[A block of data]
□ □ □

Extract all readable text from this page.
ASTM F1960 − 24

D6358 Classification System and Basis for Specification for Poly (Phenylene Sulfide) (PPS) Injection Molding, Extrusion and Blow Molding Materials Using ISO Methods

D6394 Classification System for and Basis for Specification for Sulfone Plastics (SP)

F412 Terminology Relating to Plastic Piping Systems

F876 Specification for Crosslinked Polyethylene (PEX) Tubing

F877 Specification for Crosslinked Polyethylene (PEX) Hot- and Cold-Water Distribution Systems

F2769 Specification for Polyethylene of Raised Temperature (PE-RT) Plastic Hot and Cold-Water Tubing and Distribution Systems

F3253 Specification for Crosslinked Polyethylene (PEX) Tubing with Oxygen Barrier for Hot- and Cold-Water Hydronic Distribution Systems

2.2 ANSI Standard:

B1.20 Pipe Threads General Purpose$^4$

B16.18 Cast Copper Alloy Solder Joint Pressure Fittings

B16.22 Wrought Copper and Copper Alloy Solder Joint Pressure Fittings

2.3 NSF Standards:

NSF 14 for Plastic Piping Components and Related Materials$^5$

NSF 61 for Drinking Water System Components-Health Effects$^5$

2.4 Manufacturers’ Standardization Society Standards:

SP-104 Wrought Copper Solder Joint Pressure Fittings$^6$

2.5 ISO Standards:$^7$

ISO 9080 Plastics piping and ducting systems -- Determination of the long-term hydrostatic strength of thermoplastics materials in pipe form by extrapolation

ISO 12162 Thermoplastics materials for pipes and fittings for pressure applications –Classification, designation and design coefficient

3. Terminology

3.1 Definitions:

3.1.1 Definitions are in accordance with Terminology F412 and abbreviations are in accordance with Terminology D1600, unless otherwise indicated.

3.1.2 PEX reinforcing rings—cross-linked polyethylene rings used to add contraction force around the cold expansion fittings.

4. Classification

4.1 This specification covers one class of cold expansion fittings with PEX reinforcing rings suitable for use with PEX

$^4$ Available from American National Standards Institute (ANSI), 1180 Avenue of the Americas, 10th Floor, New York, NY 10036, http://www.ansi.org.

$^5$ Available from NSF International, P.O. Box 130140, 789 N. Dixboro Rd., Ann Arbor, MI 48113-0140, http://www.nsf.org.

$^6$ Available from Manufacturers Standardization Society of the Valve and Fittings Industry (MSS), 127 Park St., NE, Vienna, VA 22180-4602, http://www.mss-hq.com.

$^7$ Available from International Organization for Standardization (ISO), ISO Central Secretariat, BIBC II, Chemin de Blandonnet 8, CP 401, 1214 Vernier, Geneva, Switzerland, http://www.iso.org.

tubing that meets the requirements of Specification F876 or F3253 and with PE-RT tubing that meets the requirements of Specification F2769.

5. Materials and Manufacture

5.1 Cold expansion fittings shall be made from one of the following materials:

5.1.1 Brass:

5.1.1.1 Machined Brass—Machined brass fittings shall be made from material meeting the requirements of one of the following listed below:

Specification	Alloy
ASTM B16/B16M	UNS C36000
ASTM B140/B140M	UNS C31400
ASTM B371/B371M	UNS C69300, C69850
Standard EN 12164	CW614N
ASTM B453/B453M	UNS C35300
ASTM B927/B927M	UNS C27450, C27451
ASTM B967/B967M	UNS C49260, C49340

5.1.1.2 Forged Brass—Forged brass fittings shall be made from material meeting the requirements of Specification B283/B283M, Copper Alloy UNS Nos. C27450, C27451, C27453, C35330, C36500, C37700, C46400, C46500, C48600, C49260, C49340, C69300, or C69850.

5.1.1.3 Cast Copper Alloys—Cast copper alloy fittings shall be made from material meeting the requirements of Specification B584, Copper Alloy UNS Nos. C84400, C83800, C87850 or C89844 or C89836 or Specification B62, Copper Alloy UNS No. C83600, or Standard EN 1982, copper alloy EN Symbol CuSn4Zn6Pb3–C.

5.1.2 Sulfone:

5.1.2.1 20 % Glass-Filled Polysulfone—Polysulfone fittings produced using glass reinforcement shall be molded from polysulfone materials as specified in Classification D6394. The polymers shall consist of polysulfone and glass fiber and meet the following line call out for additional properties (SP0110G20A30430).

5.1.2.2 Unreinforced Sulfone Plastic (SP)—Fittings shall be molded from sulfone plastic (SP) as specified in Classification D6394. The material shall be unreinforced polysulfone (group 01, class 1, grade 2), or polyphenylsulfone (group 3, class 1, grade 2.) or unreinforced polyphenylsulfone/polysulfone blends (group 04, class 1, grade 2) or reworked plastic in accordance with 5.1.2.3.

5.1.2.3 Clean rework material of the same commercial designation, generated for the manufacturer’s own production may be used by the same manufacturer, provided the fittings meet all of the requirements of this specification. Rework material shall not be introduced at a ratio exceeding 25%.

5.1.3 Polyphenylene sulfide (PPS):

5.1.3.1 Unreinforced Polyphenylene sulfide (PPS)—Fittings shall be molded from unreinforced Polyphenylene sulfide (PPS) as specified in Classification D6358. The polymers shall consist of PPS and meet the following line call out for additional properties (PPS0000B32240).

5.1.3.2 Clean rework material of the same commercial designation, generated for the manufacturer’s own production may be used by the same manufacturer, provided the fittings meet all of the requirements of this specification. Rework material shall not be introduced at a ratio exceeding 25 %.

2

□ □ □

*PROBLEM TO SOLVE:*
Pull every line containing "Terminology" out of the data above.

*SOLUTION:*
F412 Terminology Relating to Plastic Piping Systems
3. Terminology
3.1.1 Definitions are in accordance with Terminology F412 and abbreviations are in accordance with Terminology D1600, unless otherwise indicated.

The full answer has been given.